◆ Input
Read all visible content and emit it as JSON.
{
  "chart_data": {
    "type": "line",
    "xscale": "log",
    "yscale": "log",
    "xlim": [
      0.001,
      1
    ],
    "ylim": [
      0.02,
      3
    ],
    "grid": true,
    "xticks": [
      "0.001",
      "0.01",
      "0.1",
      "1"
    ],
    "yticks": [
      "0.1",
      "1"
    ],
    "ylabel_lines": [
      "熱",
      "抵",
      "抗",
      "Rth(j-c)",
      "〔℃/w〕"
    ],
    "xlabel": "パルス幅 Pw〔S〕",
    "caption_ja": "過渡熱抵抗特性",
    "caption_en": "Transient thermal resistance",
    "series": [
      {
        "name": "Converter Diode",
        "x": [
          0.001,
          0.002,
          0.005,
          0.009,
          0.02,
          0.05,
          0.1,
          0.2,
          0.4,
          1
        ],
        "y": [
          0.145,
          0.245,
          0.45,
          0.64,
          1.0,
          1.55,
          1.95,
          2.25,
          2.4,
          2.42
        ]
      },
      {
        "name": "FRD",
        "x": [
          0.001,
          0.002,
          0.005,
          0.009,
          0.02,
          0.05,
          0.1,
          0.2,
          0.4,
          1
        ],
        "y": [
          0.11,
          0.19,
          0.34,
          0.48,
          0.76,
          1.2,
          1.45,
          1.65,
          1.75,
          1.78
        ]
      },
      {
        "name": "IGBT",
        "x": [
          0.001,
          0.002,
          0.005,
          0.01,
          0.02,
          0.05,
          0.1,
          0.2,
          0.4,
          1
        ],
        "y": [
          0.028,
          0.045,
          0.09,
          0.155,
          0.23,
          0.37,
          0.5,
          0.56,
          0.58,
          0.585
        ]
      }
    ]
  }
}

◆ Goal
Copy each line from the records above that includes the string "name".

◆ Task answer
        "name": "Converter Diode",
        "name": "FRD",
        "name": "IGBT",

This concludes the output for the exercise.